• TASK INSTRUCTIONS:
Go through the entries below and collect each line with the string "JSON" in it.

• ROWS:
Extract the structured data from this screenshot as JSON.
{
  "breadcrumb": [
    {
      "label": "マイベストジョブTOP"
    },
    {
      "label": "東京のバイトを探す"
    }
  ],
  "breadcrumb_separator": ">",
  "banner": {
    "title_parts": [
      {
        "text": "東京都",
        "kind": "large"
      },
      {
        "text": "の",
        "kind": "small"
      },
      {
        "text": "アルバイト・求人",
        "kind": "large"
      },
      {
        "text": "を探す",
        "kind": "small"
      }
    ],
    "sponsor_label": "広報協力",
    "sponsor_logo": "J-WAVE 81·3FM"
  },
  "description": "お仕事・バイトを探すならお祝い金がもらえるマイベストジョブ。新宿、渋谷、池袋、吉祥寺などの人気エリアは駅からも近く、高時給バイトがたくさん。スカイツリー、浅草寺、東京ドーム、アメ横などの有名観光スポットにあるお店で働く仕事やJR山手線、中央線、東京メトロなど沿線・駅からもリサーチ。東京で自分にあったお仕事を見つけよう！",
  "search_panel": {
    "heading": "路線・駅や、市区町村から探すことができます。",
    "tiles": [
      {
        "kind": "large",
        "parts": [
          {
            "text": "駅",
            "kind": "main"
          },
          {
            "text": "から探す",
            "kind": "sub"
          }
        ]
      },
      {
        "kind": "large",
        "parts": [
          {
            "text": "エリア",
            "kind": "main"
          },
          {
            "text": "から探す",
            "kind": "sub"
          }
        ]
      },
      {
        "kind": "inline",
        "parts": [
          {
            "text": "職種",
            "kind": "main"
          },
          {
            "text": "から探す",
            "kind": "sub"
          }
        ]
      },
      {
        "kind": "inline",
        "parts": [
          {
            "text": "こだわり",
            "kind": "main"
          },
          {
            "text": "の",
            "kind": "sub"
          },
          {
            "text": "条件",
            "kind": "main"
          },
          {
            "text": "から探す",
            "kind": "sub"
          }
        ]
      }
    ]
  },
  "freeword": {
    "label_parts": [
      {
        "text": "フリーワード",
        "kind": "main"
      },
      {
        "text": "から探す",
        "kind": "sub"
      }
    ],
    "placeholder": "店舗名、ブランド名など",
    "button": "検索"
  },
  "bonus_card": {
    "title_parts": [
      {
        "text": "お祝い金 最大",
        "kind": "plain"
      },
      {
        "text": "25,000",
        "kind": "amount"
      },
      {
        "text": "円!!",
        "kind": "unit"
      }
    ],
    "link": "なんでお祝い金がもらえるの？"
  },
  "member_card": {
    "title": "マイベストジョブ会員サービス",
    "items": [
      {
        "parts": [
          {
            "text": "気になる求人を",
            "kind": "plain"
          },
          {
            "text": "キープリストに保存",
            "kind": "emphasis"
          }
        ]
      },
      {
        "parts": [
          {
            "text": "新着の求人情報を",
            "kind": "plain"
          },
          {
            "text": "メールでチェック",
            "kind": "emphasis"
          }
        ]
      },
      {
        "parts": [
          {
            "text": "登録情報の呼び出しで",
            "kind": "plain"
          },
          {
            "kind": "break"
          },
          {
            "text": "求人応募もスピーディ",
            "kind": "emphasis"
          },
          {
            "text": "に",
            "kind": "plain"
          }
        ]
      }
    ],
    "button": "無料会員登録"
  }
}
...
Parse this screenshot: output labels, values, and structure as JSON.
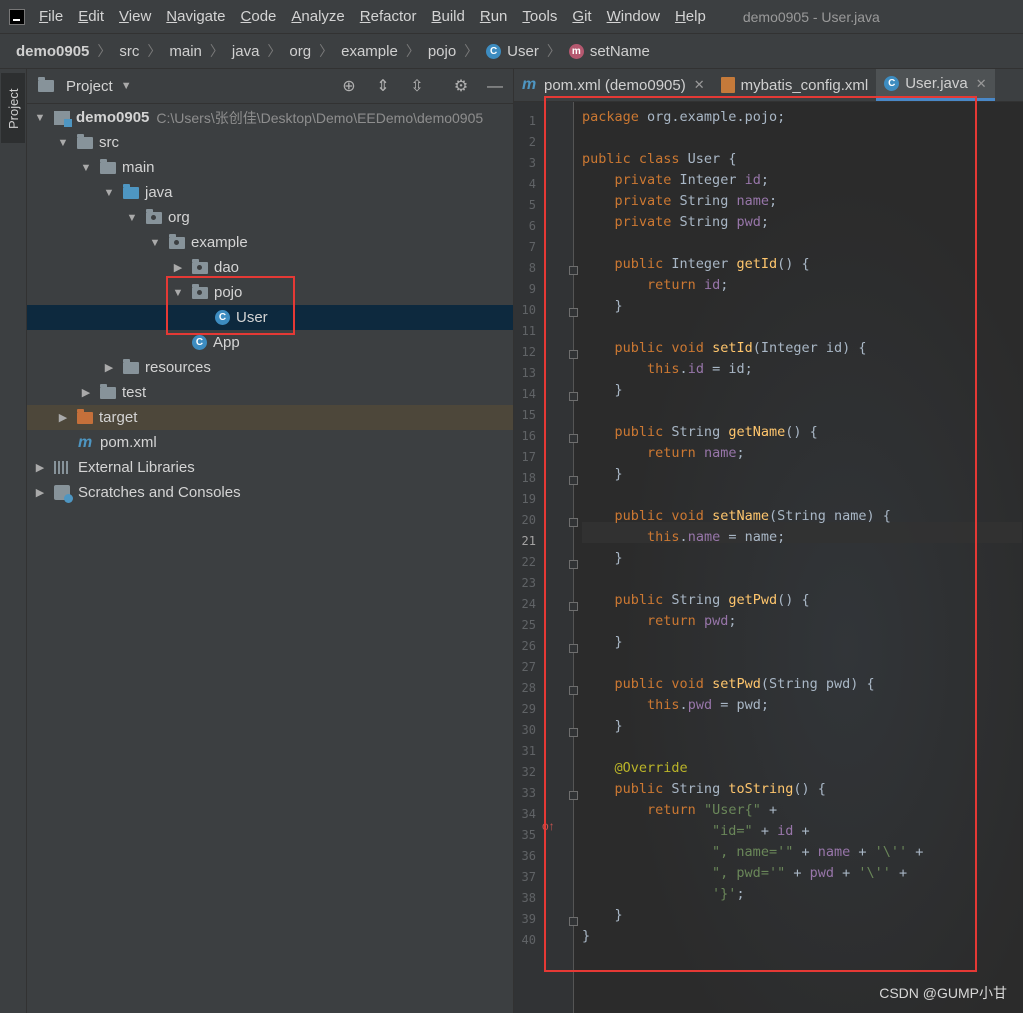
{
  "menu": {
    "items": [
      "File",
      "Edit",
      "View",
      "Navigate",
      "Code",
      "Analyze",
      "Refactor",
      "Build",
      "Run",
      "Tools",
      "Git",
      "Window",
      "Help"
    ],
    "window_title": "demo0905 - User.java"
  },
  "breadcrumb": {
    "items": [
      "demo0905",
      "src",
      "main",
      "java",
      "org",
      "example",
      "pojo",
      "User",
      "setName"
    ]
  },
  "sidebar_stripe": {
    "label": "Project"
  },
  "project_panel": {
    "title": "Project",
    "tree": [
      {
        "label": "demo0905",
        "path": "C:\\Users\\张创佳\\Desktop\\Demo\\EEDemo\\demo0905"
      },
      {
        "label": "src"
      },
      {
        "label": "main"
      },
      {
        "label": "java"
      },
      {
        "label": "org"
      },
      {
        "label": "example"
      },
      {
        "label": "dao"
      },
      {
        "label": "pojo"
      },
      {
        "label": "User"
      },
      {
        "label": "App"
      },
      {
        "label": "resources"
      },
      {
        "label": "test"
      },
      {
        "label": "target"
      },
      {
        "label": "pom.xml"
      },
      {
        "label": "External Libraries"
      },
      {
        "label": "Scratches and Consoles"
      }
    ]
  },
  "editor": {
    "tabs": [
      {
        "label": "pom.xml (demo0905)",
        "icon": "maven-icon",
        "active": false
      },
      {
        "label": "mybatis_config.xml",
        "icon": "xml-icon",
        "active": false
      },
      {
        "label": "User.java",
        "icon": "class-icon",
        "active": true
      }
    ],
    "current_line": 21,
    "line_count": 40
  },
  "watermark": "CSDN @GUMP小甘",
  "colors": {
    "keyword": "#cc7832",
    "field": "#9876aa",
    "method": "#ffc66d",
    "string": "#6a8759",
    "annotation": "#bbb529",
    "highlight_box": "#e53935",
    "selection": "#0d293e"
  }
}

• REPLY:
Extract the structured data from this screenshot as JSON.
Parse this screenshot: output labels, values, and structure as JSON.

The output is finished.